++++ TASK INPUT

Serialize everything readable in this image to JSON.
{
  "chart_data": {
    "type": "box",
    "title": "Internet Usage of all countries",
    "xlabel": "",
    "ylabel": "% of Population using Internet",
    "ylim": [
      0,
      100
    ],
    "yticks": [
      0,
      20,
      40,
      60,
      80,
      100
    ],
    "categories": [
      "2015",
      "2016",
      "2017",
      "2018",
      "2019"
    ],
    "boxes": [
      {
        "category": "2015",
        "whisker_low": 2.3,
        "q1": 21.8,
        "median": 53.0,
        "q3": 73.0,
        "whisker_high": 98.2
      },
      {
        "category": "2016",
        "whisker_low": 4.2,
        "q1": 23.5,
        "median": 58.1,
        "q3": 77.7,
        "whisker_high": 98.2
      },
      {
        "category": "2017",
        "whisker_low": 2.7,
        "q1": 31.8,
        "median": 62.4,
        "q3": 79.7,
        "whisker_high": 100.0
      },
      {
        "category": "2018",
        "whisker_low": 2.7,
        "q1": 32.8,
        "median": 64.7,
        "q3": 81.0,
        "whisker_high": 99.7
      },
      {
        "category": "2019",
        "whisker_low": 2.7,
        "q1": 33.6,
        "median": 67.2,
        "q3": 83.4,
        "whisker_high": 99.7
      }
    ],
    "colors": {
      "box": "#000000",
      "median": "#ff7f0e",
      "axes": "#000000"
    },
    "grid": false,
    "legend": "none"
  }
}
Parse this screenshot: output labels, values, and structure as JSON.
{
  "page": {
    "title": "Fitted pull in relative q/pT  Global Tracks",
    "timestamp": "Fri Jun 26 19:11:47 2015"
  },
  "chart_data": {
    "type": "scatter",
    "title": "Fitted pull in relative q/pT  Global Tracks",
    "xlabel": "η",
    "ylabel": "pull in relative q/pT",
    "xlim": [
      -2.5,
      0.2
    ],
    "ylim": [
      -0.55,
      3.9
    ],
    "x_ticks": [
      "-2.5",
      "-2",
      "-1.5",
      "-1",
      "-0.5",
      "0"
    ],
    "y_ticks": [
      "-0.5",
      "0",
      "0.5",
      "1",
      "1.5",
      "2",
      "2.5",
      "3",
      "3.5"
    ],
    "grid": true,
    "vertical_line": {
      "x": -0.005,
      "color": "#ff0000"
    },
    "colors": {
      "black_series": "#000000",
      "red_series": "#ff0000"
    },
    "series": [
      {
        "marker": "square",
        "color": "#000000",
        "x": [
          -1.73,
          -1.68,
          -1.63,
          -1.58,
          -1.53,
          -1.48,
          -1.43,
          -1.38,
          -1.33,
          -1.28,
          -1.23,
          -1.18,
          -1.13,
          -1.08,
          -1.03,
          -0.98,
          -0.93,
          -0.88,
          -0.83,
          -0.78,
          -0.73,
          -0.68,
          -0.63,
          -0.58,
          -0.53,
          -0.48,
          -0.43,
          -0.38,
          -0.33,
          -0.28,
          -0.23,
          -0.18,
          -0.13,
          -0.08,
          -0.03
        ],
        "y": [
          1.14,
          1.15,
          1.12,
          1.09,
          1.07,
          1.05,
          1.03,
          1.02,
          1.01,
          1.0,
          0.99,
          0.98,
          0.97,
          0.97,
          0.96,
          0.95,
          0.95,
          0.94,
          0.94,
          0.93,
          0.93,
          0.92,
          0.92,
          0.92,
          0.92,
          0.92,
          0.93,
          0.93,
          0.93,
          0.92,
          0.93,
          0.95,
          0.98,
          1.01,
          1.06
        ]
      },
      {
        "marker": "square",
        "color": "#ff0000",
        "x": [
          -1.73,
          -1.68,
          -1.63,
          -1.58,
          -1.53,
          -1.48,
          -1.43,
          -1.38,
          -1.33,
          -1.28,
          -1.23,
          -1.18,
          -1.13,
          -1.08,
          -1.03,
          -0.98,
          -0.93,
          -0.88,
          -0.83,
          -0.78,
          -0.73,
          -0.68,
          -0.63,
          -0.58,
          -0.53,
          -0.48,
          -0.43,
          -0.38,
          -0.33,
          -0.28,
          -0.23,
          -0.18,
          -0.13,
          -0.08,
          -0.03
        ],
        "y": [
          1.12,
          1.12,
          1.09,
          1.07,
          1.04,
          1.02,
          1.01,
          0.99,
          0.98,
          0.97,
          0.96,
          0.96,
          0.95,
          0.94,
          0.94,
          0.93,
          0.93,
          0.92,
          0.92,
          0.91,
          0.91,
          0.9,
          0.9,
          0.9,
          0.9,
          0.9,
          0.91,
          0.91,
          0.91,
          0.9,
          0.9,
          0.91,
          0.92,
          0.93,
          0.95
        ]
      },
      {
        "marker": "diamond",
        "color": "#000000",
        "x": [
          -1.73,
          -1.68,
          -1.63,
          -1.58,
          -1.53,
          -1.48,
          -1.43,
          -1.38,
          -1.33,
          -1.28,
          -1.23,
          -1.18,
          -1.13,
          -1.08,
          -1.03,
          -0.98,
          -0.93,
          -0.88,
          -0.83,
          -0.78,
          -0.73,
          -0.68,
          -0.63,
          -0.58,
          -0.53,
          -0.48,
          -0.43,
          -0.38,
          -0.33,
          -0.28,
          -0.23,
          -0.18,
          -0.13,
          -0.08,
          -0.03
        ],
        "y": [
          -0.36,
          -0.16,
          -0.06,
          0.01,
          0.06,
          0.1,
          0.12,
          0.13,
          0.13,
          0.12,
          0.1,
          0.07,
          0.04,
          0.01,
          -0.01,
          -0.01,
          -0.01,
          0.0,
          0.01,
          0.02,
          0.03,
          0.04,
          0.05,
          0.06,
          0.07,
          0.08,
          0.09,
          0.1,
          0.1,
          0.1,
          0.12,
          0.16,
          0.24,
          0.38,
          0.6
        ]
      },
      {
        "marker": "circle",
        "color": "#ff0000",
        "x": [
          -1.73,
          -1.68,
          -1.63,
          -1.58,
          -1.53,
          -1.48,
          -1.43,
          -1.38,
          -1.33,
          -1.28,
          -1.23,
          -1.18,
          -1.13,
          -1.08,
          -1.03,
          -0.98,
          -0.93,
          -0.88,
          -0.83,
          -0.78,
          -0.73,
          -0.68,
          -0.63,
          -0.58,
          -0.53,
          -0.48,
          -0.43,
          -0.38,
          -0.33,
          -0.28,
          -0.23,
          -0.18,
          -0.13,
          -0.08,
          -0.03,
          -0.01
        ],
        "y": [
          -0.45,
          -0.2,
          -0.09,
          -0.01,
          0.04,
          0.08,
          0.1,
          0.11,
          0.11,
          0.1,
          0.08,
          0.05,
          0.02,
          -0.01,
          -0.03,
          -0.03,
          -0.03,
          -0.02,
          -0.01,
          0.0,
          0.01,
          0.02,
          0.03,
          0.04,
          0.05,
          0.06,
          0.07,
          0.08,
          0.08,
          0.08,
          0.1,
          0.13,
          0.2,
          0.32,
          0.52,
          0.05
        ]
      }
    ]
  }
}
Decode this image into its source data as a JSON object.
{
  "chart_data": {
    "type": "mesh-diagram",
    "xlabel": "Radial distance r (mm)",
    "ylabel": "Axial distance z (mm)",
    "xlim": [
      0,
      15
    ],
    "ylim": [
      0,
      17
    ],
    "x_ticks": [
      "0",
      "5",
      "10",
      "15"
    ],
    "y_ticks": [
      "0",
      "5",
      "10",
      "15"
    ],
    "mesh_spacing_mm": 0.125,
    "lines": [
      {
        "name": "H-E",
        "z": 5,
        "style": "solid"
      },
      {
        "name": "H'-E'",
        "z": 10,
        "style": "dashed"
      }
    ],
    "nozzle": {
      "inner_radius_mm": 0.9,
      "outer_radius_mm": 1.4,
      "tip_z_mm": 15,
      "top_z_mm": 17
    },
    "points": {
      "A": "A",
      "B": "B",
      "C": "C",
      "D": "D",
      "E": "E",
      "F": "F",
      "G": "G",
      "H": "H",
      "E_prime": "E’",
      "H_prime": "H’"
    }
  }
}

++++++++

YOUR OBJECTIVE.
Extract the closing run of lines, starting with the one containing "Decode this image" and ending at the last, exactly as written.

THE REPLY.
Decode this image into its source data as a JSON object.
{
  "chart_data": {
    "type": "mesh-diagram",
    "xlabel": "Radial distance r (mm)",
    "ylabel": "Axial distance z (mm)",
    "xlim": [
      0,
      15
    ],
    "ylim": [
      0,
      17
    ],
    "x_ticks": [
      "0",
      "5",
      "10",
      "15"
    ],
    "y_ticks": [
      "0",
      "5",
      "10",
      "15"
    ],
    "mesh_spacing_mm": 0.125,
    "lines": [
      {
        "name": "H-E",
        "z": 5,
        "style": "solid"
      },
      {
        "name": "H'-E'",
        "z": 10,
        "style": "dashed"
      }
    ],
    "nozzle": {
      "inner_radius_mm": 0.9,
      "outer_radius_mm": 1.4,
      "tip_z_mm": 15,
      "top_z_mm": 17
    },
    "points": {
      "A": "A",
      "B": "B",
      "C": "C",
      "D": "D",
      "E": "E",
      "F": "F",
      "G": "G",
      "H": "H",
      "E_prime": "E’",
      "H_prime": "H’"
    }
  }
}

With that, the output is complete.